Data records
::::::::::

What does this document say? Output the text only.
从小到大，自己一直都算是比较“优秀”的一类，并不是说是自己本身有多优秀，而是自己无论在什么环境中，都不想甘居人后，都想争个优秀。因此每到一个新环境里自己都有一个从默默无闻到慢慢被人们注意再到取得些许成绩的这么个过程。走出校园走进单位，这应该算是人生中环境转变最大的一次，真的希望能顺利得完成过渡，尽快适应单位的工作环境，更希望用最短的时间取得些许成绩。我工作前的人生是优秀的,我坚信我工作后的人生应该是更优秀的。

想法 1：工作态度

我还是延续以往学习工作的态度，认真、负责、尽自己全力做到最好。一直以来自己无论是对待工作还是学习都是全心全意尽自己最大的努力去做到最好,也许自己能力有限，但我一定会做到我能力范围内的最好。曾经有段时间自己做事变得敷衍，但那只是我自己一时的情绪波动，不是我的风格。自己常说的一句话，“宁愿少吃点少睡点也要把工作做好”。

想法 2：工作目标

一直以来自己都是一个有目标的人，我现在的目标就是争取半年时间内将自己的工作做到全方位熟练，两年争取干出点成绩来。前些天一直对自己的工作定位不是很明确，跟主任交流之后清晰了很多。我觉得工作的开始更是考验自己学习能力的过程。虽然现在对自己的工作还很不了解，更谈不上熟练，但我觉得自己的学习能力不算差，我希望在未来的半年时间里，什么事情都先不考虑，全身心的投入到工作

::::::::::

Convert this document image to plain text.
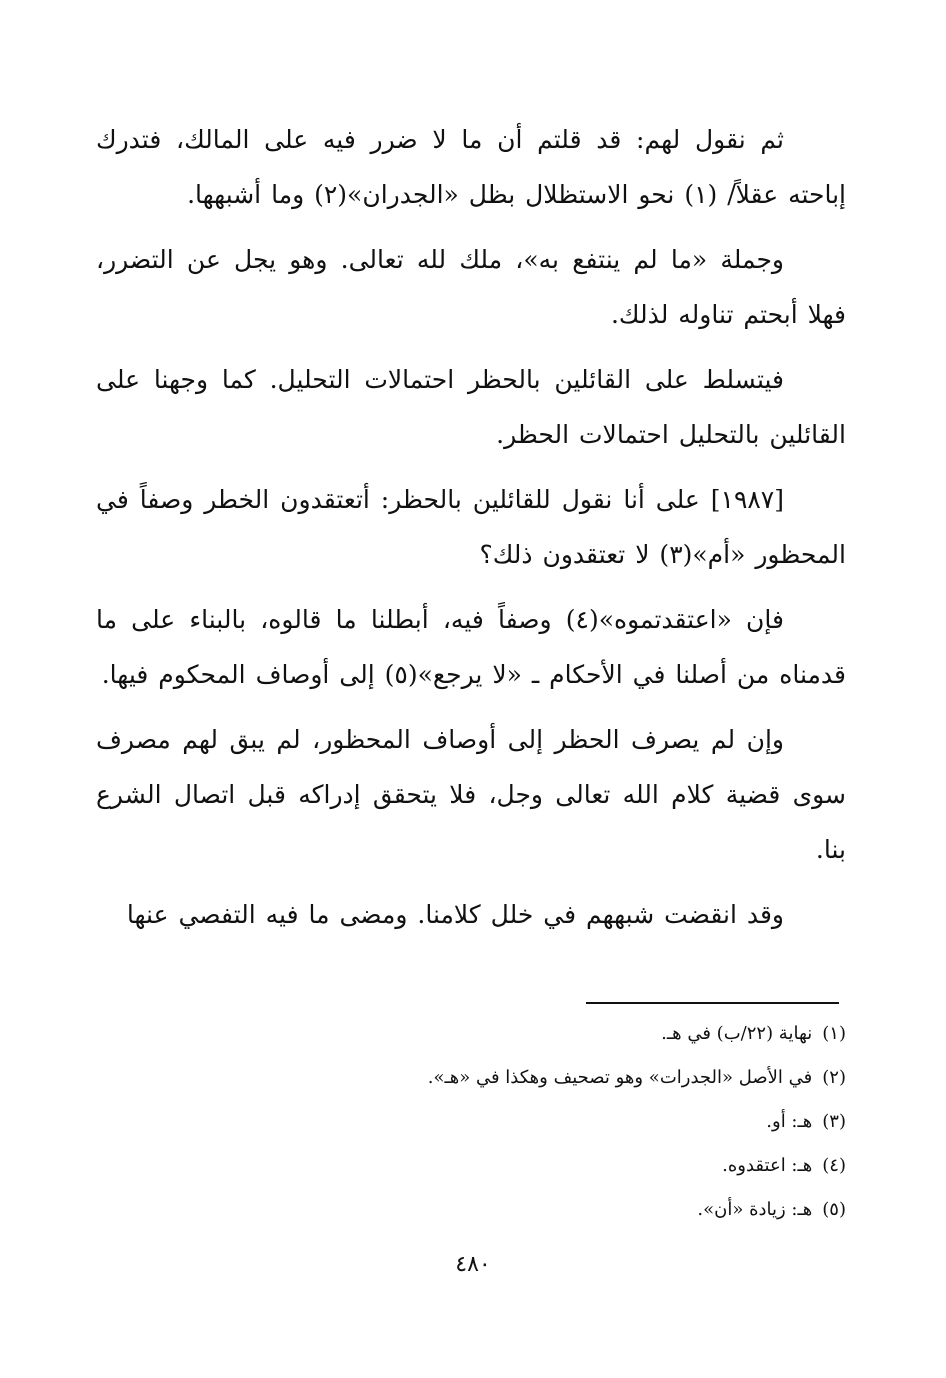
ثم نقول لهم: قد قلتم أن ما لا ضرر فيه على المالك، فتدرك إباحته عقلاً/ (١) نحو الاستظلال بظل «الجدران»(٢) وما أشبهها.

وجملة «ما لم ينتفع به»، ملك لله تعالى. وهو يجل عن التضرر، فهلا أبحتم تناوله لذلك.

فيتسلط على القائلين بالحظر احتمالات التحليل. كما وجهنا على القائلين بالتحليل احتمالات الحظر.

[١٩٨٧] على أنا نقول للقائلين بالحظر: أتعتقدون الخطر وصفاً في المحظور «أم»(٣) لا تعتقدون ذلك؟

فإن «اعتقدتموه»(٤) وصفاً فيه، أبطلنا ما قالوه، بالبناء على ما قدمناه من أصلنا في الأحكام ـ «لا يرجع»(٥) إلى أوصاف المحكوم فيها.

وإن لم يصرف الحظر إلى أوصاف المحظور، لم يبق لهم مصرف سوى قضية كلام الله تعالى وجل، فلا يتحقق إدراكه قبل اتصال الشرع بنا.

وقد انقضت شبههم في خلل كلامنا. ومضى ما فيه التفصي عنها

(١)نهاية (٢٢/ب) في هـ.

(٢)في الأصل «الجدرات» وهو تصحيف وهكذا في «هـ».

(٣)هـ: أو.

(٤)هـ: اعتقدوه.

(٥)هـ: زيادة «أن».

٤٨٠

::::::::::

_What to do_
Show, from the listing above, each line that contains the word "أوصاف".

_Response to this task_
فإن «اعتقدتموه»(٤) وصفاً فيه، أبطلنا ما قالوه، بالبناء على ما قدمناه من أصلنا في الأحكام ـ «لا يرجع»(٥) إلى أوصاف المحكوم فيها.
وإن لم يصرف الحظر إلى أوصاف المحظور، لم يبق لهم مصرف سوى قضية كلام الله تعالى وجل، فلا يتحقق إدراكه قبل اتصال الشرع بنا.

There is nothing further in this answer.